> **给定文段**
统计学处理:数据采用SPSS 18.0 统计学软件分析,计数资料用频数和百分率表示,组间比较采用χ2检验,P<0.05为差异有统计学意义。

结 果

ANA 阳性标本分布情况:1 278 例患者ANA 检测标本中阳性720 例,阳性率为56.34%,其中男203 例(15.88%),女517 例(40.45%)。ANA 阳性标本中,滴度1∶100 占比64.58%(465/720),滴度1∶320 占比15.69%(113/720),滴度≥1∶1 000 占比19.72%(142/720)。荧光模型以颗粒型+胞浆型两种模型并存为主,共418 例,占比32.71%(418/1 278),在ANA 阳性标本中占比58.06%(418/720),其中女性颗粒型+胞浆型328 例,男性颗粒型+胞浆型90 例,差异有统计学意义(χ2=21.856,P<0.01)。见表1。

表1 ANA阳性标本中不同性别颗粒型+胞浆型比较(n)

AID 患者及健康者ANA 阳性分布情况:AID 患者ANA 阳性例数为163例,占比64.17%(163/254);健康者ANA 阳性例数14 例,占比17.95%(14/78)。AID 患者与健康者ANA 阳性例数比较,差异有统计学意义(χ2=51.228,P<0.01)。见表2。

AID 患者及健康者荧光模型与滴度分布情况:AID 患者以颗粒型+胞浆型两种模型并存为主,占比53.37%(87/163);健康者以颗粒型+胞浆型两种模型并存为主,占比57.14%(8/14)。AID 患者ANA 滴度中位数为1∶1 000,健康者为1∶100。

> **所给数据**
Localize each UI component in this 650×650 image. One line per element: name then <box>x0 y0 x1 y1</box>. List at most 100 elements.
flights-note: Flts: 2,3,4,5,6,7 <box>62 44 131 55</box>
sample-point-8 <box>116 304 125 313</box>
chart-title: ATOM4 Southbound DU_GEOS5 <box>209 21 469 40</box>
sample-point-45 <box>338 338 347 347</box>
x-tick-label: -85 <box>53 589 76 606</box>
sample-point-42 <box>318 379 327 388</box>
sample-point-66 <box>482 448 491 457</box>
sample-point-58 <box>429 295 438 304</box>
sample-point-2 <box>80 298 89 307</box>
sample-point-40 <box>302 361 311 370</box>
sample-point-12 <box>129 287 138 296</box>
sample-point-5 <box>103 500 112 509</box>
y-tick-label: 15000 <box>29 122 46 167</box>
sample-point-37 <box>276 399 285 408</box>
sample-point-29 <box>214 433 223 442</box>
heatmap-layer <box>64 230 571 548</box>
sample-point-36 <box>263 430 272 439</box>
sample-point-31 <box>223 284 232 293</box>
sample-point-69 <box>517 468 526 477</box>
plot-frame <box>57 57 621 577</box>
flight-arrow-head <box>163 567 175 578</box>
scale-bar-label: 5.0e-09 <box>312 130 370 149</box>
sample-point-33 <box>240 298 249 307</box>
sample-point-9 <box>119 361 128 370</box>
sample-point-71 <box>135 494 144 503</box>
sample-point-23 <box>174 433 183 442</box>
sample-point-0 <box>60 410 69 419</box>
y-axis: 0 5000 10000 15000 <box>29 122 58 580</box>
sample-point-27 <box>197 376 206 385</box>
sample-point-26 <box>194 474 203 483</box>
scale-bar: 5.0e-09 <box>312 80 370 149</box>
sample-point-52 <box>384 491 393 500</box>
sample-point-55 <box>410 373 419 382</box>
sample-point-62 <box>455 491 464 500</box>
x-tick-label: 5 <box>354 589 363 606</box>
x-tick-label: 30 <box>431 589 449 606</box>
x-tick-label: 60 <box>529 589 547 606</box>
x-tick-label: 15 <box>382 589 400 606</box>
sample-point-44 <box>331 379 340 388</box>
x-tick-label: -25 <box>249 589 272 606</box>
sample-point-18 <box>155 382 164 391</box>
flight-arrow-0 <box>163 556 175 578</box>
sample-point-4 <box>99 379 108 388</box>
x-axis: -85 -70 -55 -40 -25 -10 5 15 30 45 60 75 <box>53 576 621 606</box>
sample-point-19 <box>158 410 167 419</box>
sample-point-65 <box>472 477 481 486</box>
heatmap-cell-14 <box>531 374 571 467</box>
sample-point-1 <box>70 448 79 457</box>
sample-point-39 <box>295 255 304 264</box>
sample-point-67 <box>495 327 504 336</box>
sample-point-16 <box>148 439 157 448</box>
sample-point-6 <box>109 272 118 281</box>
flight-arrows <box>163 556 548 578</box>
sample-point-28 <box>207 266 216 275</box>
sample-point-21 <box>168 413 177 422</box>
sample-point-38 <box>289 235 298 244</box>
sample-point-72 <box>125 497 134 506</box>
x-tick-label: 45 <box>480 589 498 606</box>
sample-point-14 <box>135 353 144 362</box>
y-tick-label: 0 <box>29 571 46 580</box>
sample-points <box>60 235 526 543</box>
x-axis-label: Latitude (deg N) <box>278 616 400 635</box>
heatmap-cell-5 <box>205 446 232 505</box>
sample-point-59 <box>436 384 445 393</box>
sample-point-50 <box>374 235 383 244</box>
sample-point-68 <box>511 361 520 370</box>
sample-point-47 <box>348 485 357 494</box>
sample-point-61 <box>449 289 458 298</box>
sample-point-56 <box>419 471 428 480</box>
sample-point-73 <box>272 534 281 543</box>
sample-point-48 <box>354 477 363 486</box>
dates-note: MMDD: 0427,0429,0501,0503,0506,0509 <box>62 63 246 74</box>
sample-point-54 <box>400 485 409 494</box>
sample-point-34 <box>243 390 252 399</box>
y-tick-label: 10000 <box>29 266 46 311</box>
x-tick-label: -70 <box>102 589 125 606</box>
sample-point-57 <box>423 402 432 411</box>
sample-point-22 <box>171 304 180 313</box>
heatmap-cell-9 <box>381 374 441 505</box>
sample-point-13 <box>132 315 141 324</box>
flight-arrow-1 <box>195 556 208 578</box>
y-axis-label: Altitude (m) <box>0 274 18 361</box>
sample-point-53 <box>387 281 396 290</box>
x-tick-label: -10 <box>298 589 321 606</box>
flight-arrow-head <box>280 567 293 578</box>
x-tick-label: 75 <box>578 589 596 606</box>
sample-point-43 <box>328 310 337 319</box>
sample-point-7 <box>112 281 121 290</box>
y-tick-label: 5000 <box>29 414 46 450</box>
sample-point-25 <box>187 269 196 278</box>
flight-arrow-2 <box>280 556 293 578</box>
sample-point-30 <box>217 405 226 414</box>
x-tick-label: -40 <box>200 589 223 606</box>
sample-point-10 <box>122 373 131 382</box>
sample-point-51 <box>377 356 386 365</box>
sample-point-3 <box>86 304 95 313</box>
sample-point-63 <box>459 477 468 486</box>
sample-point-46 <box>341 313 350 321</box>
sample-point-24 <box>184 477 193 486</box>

> **任务项**
请续写这段ANA检测结果文字,从其最后一句之后接着写。 列表与此处的任务无关。

> **回答**
讨 论

AID 是指对特定的自身蛋白失去免疫耐受,表达这些蛋白的器官因免疫系统失调而受到损伤,身体任何器官均可能成为自身免疫的目标。ANA 检测通常是诊断风湿病和非风湿病的第一步检查[2]。有报告评估自身抗体的效价和荧光模式对于指导临床诊断均有价值[3]。此外,有研究报告认为ANA 测试结果可广泛用于自身免疫性疾病的鉴别诊断,因此该测试结果可用于排除全身AID(阴性预测值),从而更好地为临床诊疗提供依据[4]。本研究通过分析AID 患者ANA 荧光模型和滴度的差异以及健康者ANA 检测情况,结果显示1 278例患者ANA的阳性率为56.34%(720/1 278),其中以核颗粒型+胞浆型两种模型并存为主占58.06%,这与Sharmin 等[2]报告的结果相近。核颗粒型即HEP-2 细胞表现为间期细胞核呈颗粒样荧光,核仁阴性;分裂期细胞浓缩染色体阴性,染色体周围呈颗粒样荧光。猴肝组织表现为肝细胞呈颗粒样荧光,核仁阴性,荧光强度与HEP-2 细胞基本一致。胞浆型即分裂间期细胞胞质荧光阳性。本研究荧光模型为核颗粒型+胞浆型两种模型并存阳性标本中,女性占比显著高于男性(P<0.05)。有研究报告显示,性别的免疫系统差异可能进一步导致性别特异的发病率易感性[5]。性激素不仅控制生殖系统,而且还调节免疫反应的发育和功能。女性自身免疫中的性别依赖偏差不仅取决于X染色体,还取决于性激素对免疫系统和靶器官的广泛影响。雌激素一般被认为具有免疫刺激作用,因此在AID中具有致病性。例如系统性红斑狼疮(SLE)会在怀孕期间恶化。虽然雌激素如何调节免疫系统的确切分子机制尚未完全阐明,但研究表明其控制T 和B 淋巴细胞的发育、内稳态、基因表达和信号转导过程,从而影响细胞功能。而雄激素则被认为具有免疫抑制作用[6]。先天和适应性免疫因子在整个生命过程中因性别而异,导致对自身免疫疾病、癌症和传染病的性别特异易感性。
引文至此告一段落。